=== EXERCISE TASK ===
Print each line of the listing once more, precisely as given.

=== MATERIAL SUPPLIED ===
— begin —

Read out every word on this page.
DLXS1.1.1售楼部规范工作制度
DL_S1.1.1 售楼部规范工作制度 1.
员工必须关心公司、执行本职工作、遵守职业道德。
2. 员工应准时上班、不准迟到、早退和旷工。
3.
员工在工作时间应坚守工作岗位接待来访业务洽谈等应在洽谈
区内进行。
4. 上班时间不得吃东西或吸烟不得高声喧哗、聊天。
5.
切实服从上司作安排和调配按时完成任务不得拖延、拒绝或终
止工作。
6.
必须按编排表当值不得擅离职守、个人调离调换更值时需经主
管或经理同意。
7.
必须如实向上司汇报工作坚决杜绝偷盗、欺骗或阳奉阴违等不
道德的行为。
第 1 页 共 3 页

— end —

=== RESULT OF THE EXERCISE ===
Read out every word on this page.
DLXS1.1.1售楼部规范工作制度
DL_S1.1.1 售楼部规范工作制度 1.
员工必须关心公司、执行本职工作、遵守职业道德。
2. 员工应准时上班、不准迟到、早退和旷工。
3.
员工在工作时间应坚守工作岗位接待来访业务洽谈等应在洽谈
区内进行。
4. 上班时间不得吃东西或吸烟不得高声喧哗、聊天。
5.
切实服从上司作安排和调配按时完成任务不得拖延、拒绝或终
止工作。
6.
必须按编排表当值不得擅离职守、个人调离调换更值时需经主
管或经理同意。
7.
必须如实向上司汇报工作坚决杜绝偷盗、欺骗或阳奉阴违等不
道德的行为。
第 1 页 共 3 页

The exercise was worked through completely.